--- Dataset rows ---
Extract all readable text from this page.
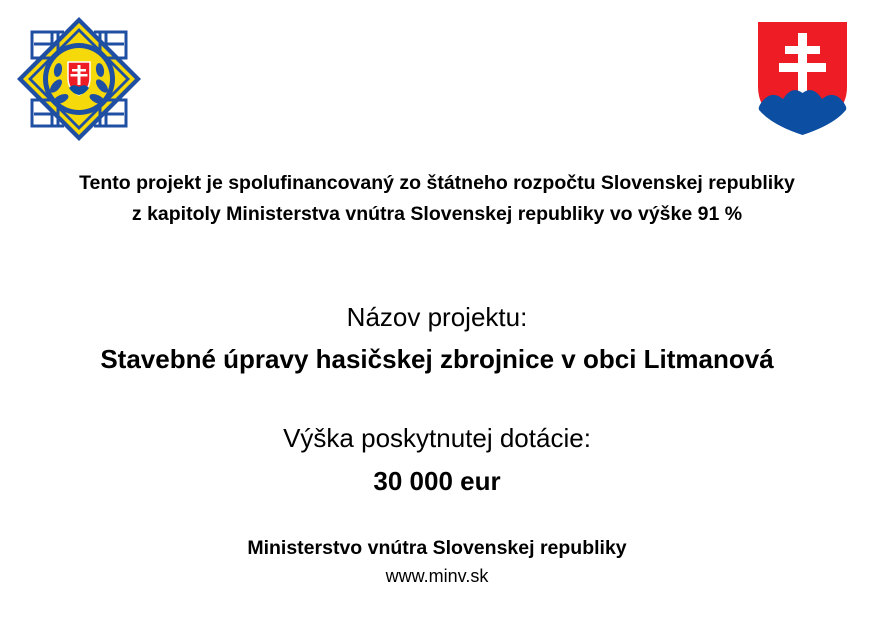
Tento projekt je spolufinancovaný zo štátneho rozpočtu Slovenskej republiky
z kapitoly Ministerstva vnútra Slovenskej republiky vo výške 91 %
Názov projektu:
Stavebné úpravy hasičskej zbrojnice v obci Litmanová
Výška poskytnutej dotácie:
30 000 eur
Ministerstvo vnútra Slovenskej republiky
www.minv.sk
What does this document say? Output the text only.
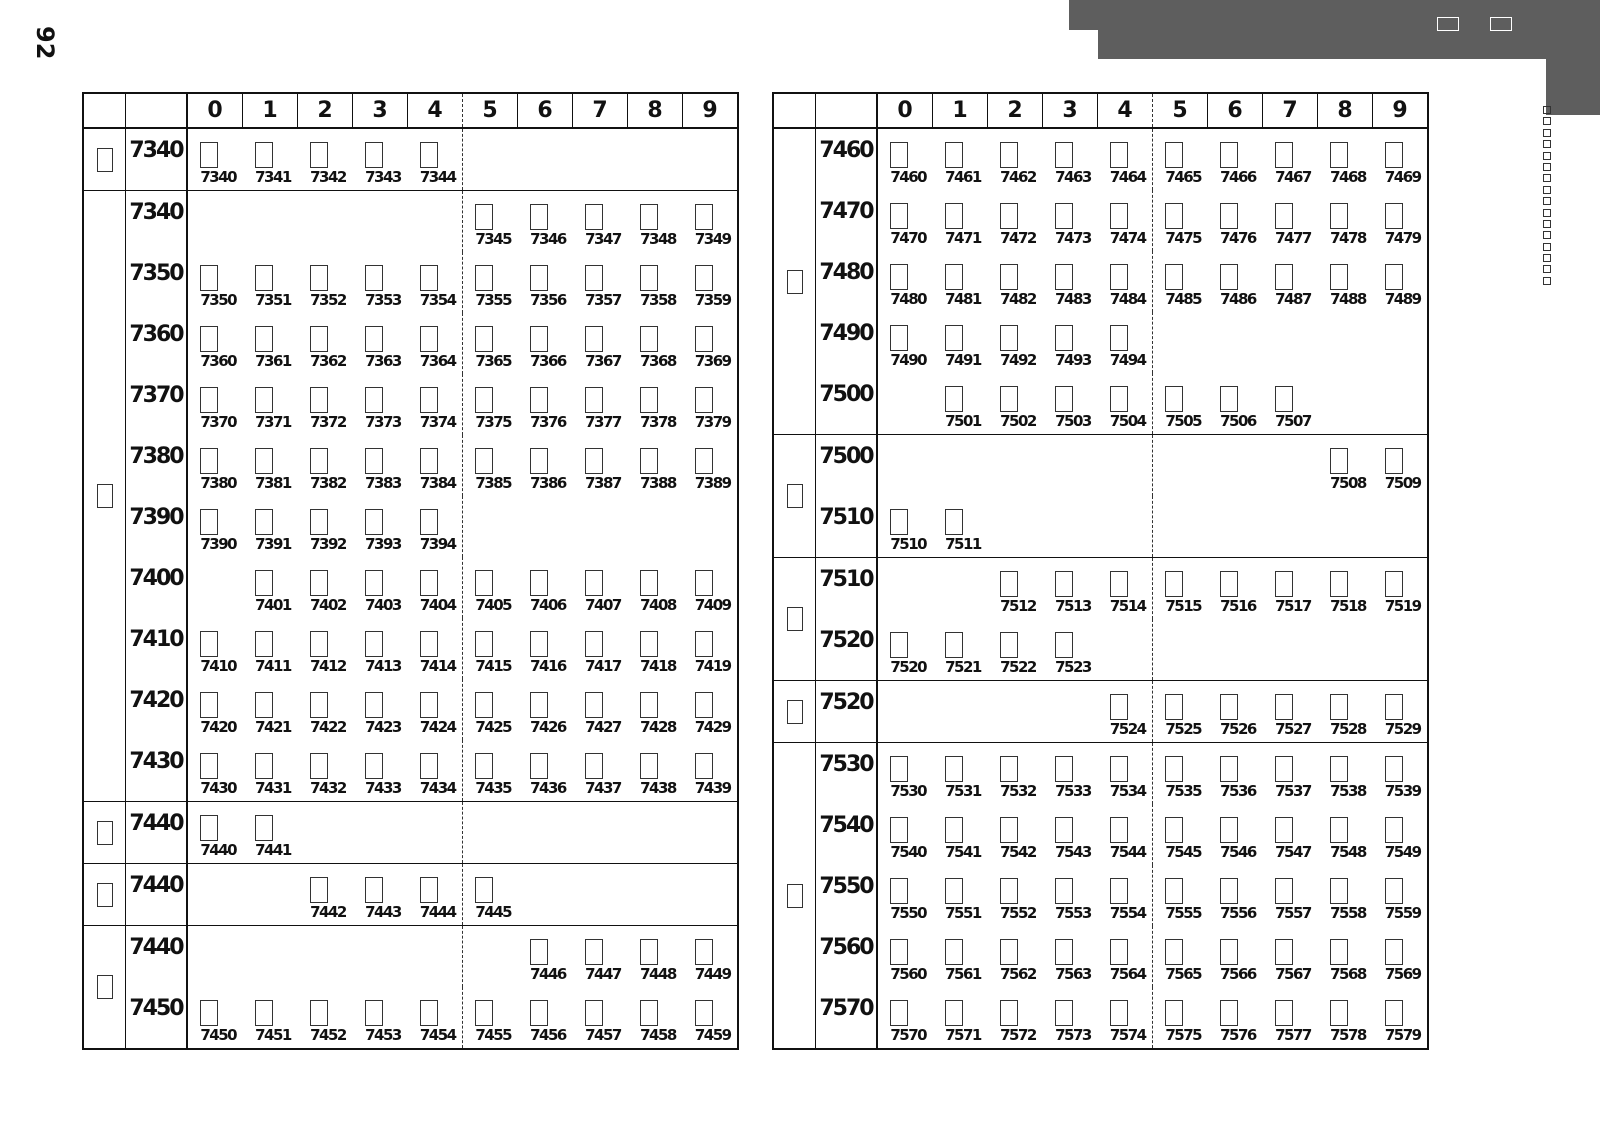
92
		0	1	2	3	4	5	6	7	8	9
	7340	7340	7341	7342	7343	7344					

	7340						7345	7346	7347	7348	7349

	7350	7350	7351	7352	7353	7354	7355	7356	7357	7358	7359

	7360	7360	7361	7362	7363	7364	7365	7366	7367	7368	7369

	7370	7370	7371	7372	7373	7374	7375	7376	7377	7378	7379

	7380	7380	7381	7382	7383	7384	7385	7386	7387	7388	7389

	7390	7390	7391	7392	7393	7394					

	7400		7401	7402	7403	7404	7405	7406	7407	7408	7409

	7410	7410	7411	7412	7413	7414	7415	7416	7417	7418	7419

	7420	7420	7421	7422	7423	7424	7425	7426	7427	7428	7429

	7430	7430	7431	7432	7433	7434	7435	7436	7437	7438	7439

	7440	7440	7441								

	7440			7442	7443	7444	7445				

	7440							7446	7447	7448	7449

	7450	7450	7451	7452	7453	7454	7455	7456	7457	7458	7459
		0	1	2	3	4	5	6	7	8	9
	7460	7460	7461	7462	7463	7464	7465	7466	7467	7468	7469

	7470	7470	7471	7472	7473	7474	7475	7476	7477	7478	7479

	7480	7480	7481	7482	7483	7484	7485	7486	7487	7488	7489

	7490	7490	7491	7492	7493	7494					

	7500		7501	7502	7503	7504	7505	7506	7507		

	7500									7508	7509

	7510	7510	7511								

	7510			7512	7513	7514	7515	7516	7517	7518	7519

	7520	7520	7521	7522	7523						

	7520					7524	7525	7526	7527	7528	7529

	7530	7530	7531	7532	7533	7534	7535	7536	7537	7538	7539

	7540	7540	7541	7542	7543	7544	7545	7546	7547	7548	7549

	7550	7550	7551	7552	7553	7554	7555	7556	7557	7558	7559

	7560	7560	7561	7562	7563	7564	7565	7566	7567	7568	7569

	7570	7570	7571	7572	7573	7574	7575	7576	7577	7578	7579
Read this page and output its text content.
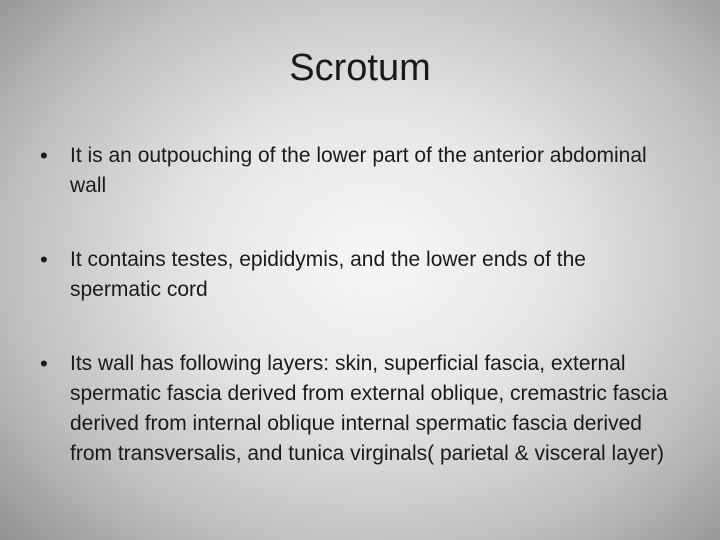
Scrotum
• It is an outpouching of the lower part of the anterior abdominal wall
• It contains testes, epididymis, and the lower ends of the spermatic cord
• Its wall has following layers: skin, superficial fascia, external spermatic fascia derived from external oblique, cremastric fascia derived from internal oblique internal spermatic fascia derived from transversalis, and tunica virginals( parietal & visceral layer)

--- AIM OF THE EXERCISE ---
Using the material above, retype each entry exactly and omit the pictures.

--- SOLVED EXERCISE ---
Extract all readable text from this page.
Tento projekt je spolufinancovaný zo štátneho rozpočtu Slovenskej republiky
z kapitoly Ministerstva vnútra Slovenskej republiky vo výške 91 %
Názov projektu:
Stavebné úpravy hasičskej zbrojnice v obci Litmanová
Výška poskytnutej dotácie:
30 000 eur
Ministerstvo vnútra Slovenskej republiky
www.minv.sk
What does this document say? Output the text only.
92
		0	1	2	3	4	5	6	7	8	9
	7340	7340	7341	7342	7343	7344					

	7340						7345	7346	7347	7348	7349

	7350	7350	7351	7352	7353	7354	7355	7356	7357	7358	7359

	7360	7360	7361	7362	7363	7364	7365	7366	7367	7368	7369

	7370	7370	7371	7372	7373	7374	7375	7376	7377	7378	7379

	7380	7380	7381	7382	7383	7384	7385	7386	7387	7388	7389

	7390	7390	7391	7392	7393	7394					

	7400		7401	7402	7403	7404	7405	7406	7407	7408	7409

	7410	7410	7411	7412	7413	7414	7415	7416	7417	7418	7419

	7420	7420	7421	7422	7423	7424	7425	7426	7427	7428	7429

	7430	7430	7431	7432	7433	7434	7435	7436	7437	7438	7439

	7440	7440	7441								

	7440			7442	7443	7444	7445				

	7440							7446	7447	7448	7449

	7450	7450	7451	7452	7453	7454	7455	7456	7457	7458	7459
		0	1	2	3	4	5	6	7	8	9
	7460	7460	7461	7462	7463	7464	7465	7466	7467	7468	7469

	7470	7470	7471	7472	7473	7474	7475	7476	7477	7478	7479

	7480	7480	7481	7482	7483	7484	7485	7486	7487	7488	7489

	7490	7490	7491	7492	7493	7494					

	7500		7501	7502	7503	7504	7505	7506	7507		

	7500									7508	7509

	7510	7510	7511								

	7510			7512	7513	7514	7515	7516	7517	7518	7519

	7520	7520	7521	7522	7523						

	7520					7524	7525	7526	7527	7528	7529

	7530	7530	7531	7532	7533	7534	7535	7536	7537	7538	7539

	7540	7540	7541	7542	7543	7544	7545	7546	7547	7548	7549

	7550	7550	7551	7552	7553	7554	7555	7556	7557	7558	7559

	7560	7560	7561	7562	7563	7564	7565	7566	7567	7568	7569

	7570	7570	7571	7572	7573	7574	7575	7576	7577	7578	7579
Read this page and output its text content.
Scrotum
• It is an outpouching of the lower part of the anterior abdominal wall
• It contains testes, epididymis, and the lower ends of the spermatic cord
• Its wall has following layers: skin, superficial fascia, external spermatic fascia derived from external oblique, cremastric fascia derived from internal oblique internal spermatic fascia derived from transversalis, and tunica virginals( parietal & visceral layer)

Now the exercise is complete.